→ **Problem requirements**:
In the listing that follows, how many lines contain the string "logo"? Provide only the number.

Items listed in a dataset:

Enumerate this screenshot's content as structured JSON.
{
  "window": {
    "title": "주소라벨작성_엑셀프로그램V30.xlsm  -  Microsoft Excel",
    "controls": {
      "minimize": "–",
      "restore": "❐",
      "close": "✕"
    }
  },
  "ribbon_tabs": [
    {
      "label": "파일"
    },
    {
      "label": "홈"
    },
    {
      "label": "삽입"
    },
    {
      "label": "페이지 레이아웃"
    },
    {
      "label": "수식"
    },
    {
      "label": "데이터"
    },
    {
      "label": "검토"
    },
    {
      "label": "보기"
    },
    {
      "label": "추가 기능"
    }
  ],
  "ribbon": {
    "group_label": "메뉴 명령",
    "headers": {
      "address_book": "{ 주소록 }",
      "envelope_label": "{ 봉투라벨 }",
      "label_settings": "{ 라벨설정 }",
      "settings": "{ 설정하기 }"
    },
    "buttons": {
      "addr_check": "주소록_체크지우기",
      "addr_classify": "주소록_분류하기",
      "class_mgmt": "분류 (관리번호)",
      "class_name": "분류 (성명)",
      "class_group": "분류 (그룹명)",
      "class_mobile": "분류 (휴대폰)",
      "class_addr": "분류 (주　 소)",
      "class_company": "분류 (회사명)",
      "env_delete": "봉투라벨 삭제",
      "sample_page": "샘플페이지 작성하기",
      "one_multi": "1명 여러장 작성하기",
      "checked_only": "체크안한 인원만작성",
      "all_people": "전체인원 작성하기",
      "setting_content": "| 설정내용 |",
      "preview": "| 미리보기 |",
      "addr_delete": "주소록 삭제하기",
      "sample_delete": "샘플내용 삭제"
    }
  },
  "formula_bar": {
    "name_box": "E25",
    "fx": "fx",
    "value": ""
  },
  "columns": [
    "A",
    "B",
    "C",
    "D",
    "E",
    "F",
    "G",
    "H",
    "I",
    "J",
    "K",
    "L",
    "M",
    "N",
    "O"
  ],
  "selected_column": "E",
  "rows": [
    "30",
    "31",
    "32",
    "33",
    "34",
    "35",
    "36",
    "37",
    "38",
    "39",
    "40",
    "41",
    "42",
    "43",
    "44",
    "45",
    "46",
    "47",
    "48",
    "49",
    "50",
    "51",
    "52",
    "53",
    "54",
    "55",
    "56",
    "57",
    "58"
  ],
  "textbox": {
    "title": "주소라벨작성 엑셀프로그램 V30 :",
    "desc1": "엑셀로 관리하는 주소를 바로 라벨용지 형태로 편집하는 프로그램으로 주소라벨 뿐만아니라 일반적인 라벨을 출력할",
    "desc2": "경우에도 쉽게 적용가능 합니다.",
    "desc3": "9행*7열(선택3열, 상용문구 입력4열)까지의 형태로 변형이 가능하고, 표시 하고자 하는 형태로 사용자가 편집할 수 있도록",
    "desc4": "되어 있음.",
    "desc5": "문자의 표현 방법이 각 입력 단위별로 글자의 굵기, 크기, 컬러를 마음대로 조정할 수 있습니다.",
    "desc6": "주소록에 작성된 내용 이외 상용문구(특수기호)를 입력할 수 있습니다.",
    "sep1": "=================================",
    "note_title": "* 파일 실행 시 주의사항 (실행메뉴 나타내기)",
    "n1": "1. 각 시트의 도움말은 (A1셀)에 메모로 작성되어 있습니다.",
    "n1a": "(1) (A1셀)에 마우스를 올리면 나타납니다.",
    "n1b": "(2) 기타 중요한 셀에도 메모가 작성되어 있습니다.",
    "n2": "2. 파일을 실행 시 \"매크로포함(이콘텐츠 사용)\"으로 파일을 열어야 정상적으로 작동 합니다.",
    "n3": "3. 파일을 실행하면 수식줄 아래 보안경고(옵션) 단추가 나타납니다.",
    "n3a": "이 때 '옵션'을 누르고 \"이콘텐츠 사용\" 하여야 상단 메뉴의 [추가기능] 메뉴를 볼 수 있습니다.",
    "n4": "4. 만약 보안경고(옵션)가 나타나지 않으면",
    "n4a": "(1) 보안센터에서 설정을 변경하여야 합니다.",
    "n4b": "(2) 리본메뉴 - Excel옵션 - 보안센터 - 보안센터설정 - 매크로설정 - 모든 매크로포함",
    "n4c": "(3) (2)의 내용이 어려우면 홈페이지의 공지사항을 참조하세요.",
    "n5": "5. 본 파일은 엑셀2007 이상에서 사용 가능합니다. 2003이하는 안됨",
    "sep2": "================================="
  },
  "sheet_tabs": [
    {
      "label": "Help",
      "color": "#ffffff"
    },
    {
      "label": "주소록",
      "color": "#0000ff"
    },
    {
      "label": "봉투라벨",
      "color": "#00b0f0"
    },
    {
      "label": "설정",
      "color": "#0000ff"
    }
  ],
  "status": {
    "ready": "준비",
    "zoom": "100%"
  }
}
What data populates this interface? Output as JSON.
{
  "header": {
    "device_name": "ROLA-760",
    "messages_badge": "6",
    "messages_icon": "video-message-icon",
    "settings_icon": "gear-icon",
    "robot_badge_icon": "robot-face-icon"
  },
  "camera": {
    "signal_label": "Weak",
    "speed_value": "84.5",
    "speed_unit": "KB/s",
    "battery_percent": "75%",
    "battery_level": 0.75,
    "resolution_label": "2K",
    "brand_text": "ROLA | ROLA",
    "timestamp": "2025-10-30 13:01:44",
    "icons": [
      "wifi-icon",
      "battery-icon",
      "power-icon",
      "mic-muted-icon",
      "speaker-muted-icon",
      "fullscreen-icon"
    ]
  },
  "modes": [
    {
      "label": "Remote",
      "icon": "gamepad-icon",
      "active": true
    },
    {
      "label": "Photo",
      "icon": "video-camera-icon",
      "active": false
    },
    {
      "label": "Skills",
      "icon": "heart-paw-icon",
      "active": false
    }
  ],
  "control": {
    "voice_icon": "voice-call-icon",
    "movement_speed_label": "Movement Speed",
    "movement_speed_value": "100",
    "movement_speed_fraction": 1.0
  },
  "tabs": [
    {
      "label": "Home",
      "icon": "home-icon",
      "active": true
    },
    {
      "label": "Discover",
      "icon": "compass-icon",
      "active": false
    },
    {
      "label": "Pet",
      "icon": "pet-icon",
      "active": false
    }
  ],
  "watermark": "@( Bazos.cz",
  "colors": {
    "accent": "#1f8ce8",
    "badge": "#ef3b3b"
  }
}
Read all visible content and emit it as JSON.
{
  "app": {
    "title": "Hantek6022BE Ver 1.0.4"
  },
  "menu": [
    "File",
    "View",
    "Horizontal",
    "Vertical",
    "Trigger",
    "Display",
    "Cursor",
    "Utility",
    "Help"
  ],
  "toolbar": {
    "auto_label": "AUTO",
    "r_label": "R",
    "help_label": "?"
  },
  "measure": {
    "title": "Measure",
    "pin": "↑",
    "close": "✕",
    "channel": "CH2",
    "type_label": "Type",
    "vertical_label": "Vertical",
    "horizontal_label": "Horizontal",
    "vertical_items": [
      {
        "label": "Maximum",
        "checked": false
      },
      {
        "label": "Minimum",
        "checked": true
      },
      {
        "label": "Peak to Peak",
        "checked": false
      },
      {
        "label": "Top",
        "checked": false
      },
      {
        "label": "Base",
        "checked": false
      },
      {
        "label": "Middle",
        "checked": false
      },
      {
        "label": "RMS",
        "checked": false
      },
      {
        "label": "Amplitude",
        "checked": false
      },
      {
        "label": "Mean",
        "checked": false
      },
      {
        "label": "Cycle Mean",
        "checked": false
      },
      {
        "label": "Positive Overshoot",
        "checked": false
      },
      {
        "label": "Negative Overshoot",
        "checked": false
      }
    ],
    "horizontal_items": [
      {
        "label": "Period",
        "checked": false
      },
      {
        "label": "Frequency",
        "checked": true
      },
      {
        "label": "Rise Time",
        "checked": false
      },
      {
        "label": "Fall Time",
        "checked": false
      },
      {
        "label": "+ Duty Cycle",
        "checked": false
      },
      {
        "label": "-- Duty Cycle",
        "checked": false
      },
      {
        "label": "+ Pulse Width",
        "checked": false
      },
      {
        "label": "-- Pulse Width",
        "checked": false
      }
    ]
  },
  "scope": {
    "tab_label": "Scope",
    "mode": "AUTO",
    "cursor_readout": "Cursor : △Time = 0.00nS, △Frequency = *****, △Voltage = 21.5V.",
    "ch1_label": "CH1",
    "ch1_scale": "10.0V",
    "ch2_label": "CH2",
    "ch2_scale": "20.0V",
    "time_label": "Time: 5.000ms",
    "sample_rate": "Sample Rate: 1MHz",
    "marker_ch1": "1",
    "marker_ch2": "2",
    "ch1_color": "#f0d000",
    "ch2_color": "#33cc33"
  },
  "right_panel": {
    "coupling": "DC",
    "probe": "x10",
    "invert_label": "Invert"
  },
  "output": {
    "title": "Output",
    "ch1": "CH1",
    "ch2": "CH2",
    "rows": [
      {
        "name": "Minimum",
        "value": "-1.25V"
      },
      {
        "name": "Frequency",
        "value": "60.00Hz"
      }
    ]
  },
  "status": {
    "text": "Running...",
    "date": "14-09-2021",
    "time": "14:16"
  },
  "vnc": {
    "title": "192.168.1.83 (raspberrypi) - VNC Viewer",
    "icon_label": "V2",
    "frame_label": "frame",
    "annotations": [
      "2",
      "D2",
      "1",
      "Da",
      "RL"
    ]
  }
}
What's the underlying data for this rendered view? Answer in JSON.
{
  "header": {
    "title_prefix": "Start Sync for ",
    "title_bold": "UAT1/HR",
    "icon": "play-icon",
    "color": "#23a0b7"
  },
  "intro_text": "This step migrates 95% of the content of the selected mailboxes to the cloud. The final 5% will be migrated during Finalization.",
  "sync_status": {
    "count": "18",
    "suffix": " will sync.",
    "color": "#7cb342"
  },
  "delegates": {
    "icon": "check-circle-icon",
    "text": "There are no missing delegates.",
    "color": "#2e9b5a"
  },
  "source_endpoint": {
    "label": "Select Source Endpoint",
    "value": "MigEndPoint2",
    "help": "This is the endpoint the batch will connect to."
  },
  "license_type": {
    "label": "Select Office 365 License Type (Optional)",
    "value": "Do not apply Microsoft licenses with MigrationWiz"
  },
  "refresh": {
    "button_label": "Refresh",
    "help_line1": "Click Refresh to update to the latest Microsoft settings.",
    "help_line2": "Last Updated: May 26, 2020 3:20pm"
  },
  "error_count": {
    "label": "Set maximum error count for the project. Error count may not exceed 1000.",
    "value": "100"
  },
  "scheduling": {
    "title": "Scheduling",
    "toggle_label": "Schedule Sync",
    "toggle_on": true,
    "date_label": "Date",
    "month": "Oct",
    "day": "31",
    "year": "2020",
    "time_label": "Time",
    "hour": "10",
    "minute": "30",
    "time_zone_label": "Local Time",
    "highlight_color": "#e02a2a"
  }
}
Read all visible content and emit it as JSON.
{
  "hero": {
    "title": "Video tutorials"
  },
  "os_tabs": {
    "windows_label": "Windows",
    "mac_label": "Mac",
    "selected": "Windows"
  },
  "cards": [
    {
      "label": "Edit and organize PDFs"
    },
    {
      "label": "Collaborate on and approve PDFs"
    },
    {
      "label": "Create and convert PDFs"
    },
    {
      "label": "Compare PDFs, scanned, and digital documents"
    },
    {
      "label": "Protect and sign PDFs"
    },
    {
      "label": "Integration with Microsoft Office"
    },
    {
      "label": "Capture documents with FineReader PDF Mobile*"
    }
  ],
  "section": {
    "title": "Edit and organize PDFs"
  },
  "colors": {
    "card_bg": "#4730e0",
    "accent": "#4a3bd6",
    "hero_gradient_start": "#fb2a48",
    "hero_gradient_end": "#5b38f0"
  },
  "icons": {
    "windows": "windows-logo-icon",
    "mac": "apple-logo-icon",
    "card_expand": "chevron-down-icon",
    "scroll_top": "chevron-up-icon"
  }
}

→ **Answer to the problem**:
2